— Task details —
Please print the full listing exactly.

— Supplied information —

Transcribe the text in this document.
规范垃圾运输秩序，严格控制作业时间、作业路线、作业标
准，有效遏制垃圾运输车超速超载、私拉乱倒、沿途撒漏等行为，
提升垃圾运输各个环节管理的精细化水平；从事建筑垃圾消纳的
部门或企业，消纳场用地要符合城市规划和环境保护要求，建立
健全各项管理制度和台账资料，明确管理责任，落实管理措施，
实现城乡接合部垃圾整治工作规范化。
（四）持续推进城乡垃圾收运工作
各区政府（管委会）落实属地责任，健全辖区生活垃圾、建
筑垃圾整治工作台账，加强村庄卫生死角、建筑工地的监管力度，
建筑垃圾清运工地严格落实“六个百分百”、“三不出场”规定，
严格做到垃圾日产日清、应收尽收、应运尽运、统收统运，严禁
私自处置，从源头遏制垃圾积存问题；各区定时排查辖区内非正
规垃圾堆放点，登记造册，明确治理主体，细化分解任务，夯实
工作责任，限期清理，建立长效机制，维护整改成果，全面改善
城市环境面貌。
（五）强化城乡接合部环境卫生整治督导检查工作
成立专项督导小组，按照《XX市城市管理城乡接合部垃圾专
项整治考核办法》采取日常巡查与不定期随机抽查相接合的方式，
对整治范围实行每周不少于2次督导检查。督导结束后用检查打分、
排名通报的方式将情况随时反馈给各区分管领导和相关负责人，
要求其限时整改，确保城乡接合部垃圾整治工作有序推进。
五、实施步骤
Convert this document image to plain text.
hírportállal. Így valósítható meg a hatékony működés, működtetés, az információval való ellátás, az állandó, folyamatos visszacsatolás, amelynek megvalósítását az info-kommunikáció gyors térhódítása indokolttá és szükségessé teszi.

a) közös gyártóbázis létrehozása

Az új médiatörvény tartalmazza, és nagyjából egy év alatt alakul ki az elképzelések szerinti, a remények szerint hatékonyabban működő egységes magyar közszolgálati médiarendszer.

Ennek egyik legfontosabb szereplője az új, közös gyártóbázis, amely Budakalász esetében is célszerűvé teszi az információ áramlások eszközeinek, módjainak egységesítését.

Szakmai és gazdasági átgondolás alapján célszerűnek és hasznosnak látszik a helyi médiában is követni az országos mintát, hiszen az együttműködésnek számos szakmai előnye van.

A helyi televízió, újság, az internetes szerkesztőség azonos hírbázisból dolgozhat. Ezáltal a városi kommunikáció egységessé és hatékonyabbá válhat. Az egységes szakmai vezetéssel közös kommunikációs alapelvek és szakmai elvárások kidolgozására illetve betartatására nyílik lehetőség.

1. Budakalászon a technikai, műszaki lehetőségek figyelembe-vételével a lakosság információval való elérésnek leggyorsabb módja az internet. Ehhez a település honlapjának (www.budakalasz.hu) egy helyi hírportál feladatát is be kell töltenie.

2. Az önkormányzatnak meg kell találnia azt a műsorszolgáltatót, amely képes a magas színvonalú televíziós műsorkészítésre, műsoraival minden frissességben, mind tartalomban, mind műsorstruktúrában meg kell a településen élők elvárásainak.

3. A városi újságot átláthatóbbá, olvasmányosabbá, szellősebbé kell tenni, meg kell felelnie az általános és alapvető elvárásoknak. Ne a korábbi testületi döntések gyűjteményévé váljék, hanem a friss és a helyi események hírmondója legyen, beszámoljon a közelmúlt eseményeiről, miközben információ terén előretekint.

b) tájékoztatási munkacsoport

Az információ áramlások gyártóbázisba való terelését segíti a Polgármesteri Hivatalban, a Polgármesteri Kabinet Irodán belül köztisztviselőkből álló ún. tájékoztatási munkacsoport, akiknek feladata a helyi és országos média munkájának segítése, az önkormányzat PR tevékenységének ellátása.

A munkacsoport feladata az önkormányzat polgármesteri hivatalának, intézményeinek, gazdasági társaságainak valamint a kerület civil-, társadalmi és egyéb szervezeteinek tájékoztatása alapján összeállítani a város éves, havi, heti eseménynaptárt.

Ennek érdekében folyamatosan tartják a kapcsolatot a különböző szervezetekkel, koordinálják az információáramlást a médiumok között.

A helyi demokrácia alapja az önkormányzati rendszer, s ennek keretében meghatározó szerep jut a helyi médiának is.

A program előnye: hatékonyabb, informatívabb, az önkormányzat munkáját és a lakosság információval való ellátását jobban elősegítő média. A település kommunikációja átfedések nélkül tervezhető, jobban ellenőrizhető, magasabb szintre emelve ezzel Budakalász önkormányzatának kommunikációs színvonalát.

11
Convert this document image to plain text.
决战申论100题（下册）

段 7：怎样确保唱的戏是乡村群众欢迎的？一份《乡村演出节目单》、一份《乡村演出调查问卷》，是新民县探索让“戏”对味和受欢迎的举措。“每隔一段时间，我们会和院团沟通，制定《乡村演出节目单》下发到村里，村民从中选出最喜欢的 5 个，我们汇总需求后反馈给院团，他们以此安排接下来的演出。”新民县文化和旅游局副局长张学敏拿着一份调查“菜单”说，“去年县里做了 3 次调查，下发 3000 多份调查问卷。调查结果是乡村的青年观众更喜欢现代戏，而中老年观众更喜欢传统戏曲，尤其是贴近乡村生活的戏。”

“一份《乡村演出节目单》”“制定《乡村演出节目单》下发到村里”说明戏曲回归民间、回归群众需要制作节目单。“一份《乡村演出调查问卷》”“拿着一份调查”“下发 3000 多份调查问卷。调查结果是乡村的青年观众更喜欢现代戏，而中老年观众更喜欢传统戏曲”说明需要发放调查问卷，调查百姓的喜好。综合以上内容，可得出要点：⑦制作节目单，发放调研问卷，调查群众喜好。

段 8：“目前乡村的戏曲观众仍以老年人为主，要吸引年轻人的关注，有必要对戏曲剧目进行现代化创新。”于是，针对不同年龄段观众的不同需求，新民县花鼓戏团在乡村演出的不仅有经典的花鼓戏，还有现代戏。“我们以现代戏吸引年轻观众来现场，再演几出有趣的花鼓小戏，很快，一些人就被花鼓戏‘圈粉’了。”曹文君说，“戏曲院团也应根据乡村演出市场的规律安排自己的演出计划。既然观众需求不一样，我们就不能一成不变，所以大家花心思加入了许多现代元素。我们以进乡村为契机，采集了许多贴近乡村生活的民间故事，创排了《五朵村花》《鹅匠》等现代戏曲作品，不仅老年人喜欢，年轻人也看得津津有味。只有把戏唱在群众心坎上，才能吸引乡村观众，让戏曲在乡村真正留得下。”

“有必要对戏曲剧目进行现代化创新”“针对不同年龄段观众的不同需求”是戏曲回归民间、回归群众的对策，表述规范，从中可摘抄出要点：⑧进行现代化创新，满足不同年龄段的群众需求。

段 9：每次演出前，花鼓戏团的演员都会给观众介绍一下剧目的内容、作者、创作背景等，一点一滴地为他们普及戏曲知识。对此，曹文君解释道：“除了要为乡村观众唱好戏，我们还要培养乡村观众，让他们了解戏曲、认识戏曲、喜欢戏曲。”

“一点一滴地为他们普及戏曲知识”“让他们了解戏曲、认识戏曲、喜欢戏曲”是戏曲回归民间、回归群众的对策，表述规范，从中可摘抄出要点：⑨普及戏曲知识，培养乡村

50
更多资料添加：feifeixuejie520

— Complete answer —
Transcribe the text in this document.
规范垃圾运输秩序，严格控制作业时间、作业路线、作业标
准，有效遏制垃圾运输车超速超载、私拉乱倒、沿途撒漏等行为，
提升垃圾运输各个环节管理的精细化水平；从事建筑垃圾消纳的
部门或企业，消纳场用地要符合城市规划和环境保护要求，建立
健全各项管理制度和台账资料，明确管理责任，落实管理措施，
实现城乡接合部垃圾整治工作规范化。
（四）持续推进城乡垃圾收运工作
各区政府（管委会）落实属地责任，健全辖区生活垃圾、建
筑垃圾整治工作台账，加强村庄卫生死角、建筑工地的监管力度，
建筑垃圾清运工地严格落实“六个百分百”、“三不出场”规定，
严格做到垃圾日产日清、应收尽收、应运尽运、统收统运，严禁
私自处置，从源头遏制垃圾积存问题；各区定时排查辖区内非正
规垃圾堆放点，登记造册，明确治理主体，细化分解任务，夯实
工作责任，限期清理，建立长效机制，维护整改成果，全面改善
城市环境面貌。
（五）强化城乡接合部环境卫生整治督导检查工作
成立专项督导小组，按照《XX市城市管理城乡接合部垃圾专
项整治考核办法》采取日常巡查与不定期随机抽查相接合的方式，
对整治范围实行每周不少于2次督导检查。督导结束后用检查打分、
排名通报的方式将情况随时反馈给各区分管领导和相关负责人，
要求其限时整改，确保城乡接合部垃圾整治工作有序推进。
五、实施步骤
Convert this document image to plain text.
hírportállal. Így valósítható meg a hatékony működés, működtetés, az információval való ellátás, az állandó, folyamatos visszacsatolás, amelynek megvalósítását az info-kommunikáció gyors térhódítása indokolttá és szükségessé teszi.

a) közös gyártóbázis létrehozása

Az új médiatörvény tartalmazza, és nagyjából egy év alatt alakul ki az elképzelések szerinti, a remények szerint hatékonyabban működő egységes magyar közszolgálati médiarendszer.

Ennek egyik legfontosabb szereplője az új, közös gyártóbázis, amely Budakalász esetében is célszerűvé teszi az információ áramlások eszközeinek, módjainak egységesítését.

Szakmai és gazdasági átgondolás alapján célszerűnek és hasznosnak látszik a helyi médiában is követni az országos mintát, hiszen az együttműködésnek számos szakmai előnye van.

A helyi televízió, újság, az internetes szerkesztőség azonos hírbázisból dolgozhat. Ezáltal a városi kommunikáció egységessé és hatékonyabbá válhat. Az egységes szakmai vezetéssel közös kommunikációs alapelvek és szakmai elvárások kidolgozására illetve betartatására nyílik lehetőség.

1. Budakalászon a technikai, műszaki lehetőségek figyelembe-vételével a lakosság információval való elérésnek leggyorsabb módja az internet. Ehhez a település honlapjának (www.budakalasz.hu) egy helyi hírportál feladatát is be kell töltenie.

2. Az önkormányzatnak meg kell találnia azt a műsorszolgáltatót, amely képes a magas színvonalú televíziós műsorkészítésre, műsoraival minden frissességben, mind tartalomban, mind műsorstruktúrában meg kell a településen élők elvárásainak.

3. A városi újságot átláthatóbbá, olvasmányosabbá, szellősebbé kell tenni, meg kell felelnie az általános és alapvető elvárásoknak. Ne a korábbi testületi döntések gyűjteményévé váljék, hanem a friss és a helyi események hírmondója legyen, beszámoljon a közelmúlt eseményeiről, miközben információ terén előretekint.

b) tájékoztatási munkacsoport

Az információ áramlások gyártóbázisba való terelését segíti a Polgármesteri Hivatalban, a Polgármesteri Kabinet Irodán belül köztisztviselőkből álló ún. tájékoztatási munkacsoport, akiknek feladata a helyi és országos média munkájának segítése, az önkormányzat PR tevékenységének ellátása.

A munkacsoport feladata az önkormányzat polgármesteri hivatalának, intézményeinek, gazdasági társaságainak valamint a kerület civil-, társadalmi és egyéb szervezeteinek tájékoztatása alapján összeállítani a város éves, havi, heti eseménynaptárt.

Ennek érdekében folyamatosan tartják a kapcsolatot a különböző szervezetekkel, koordinálják az információáramlást a médiumok között.

A helyi demokrácia alapja az önkormányzati rendszer, s ennek keretében meghatározó szerep jut a helyi médiának is.

A program előnye: hatékonyabb, informatívabb, az önkormányzat munkáját és a lakosság információval való ellátását jobban elősegítő média. A település kommunikációja átfedések nélkül tervezhető, jobban ellenőrizhető, magasabb szintre emelve ezzel Budakalász önkormányzatának kommunikációs színvonalát.

11
Convert this document image to plain text.
决战申论100题（下册）

段 7：怎样确保唱的戏是乡村群众欢迎的？一份《乡村演出节目单》、一份《乡村演出调查问卷》，是新民县探索让“戏”对味和受欢迎的举措。“每隔一段时间，我们会和院团沟通，制定《乡村演出节目单》下发到村里，村民从中选出最喜欢的 5 个，我们汇总需求后反馈给院团，他们以此安排接下来的演出。”新民县文化和旅游局副局长张学敏拿着一份调查“菜单”说，“去年县里做了 3 次调查，下发 3000 多份调查问卷。调查结果是乡村的青年观众更喜欢现代戏，而中老年观众更喜欢传统戏曲，尤其是贴近乡村生活的戏。”

“一份《乡村演出节目单》”“制定《乡村演出节目单》下发到村里”说明戏曲回归民间、回归群众需要制作节目单。“一份《乡村演出调查问卷》”“拿着一份调查”“下发 3000 多份调查问卷。调查结果是乡村的青年观众更喜欢现代戏，而中老年观众更喜欢传统戏曲”说明需要发放调查问卷，调查百姓的喜好。综合以上内容，可得出要点：⑦制作节目单，发放调研问卷，调查群众喜好。

段 8：“目前乡村的戏曲观众仍以老年人为主，要吸引年轻人的关注，有必要对戏曲剧目进行现代化创新。”于是，针对不同年龄段观众的不同需求，新民县花鼓戏团在乡村演出的不仅有经典的花鼓戏，还有现代戏。“我们以现代戏吸引年轻观众来现场，再演几出有趣的花鼓小戏，很快，一些人就被花鼓戏‘圈粉’了。”曹文君说，“戏曲院团也应根据乡村演出市场的规律安排自己的演出计划。既然观众需求不一样，我们就不能一成不变，所以大家花心思加入了许多现代元素。我们以进乡村为契机，采集了许多贴近乡村生活的民间故事，创排了《五朵村花》《鹅匠》等现代戏曲作品，不仅老年人喜欢，年轻人也看得津津有味。只有把戏唱在群众心坎上，才能吸引乡村观众，让戏曲在乡村真正留得下。”

“有必要对戏曲剧目进行现代化创新”“针对不同年龄段观众的不同需求”是戏曲回归民间、回归群众的对策，表述规范，从中可摘抄出要点：⑧进行现代化创新，满足不同年龄段的群众需求。

段 9：每次演出前，花鼓戏团的演员都会给观众介绍一下剧目的内容、作者、创作背景等，一点一滴地为他们普及戏曲知识。对此，曹文君解释道：“除了要为乡村观众唱好戏，我们还要培养乡村观众，让他们了解戏曲、认识戏曲、喜欢戏曲。”

“一点一滴地为他们普及戏曲知识”“让他们了解戏曲、认识戏曲、喜欢戏曲”是戏曲回归民间、回归群众的对策，表述规范，从中可摘抄出要点：⑨普及戏曲知识，培养乡村

50
更多资料添加：feifeixuejie520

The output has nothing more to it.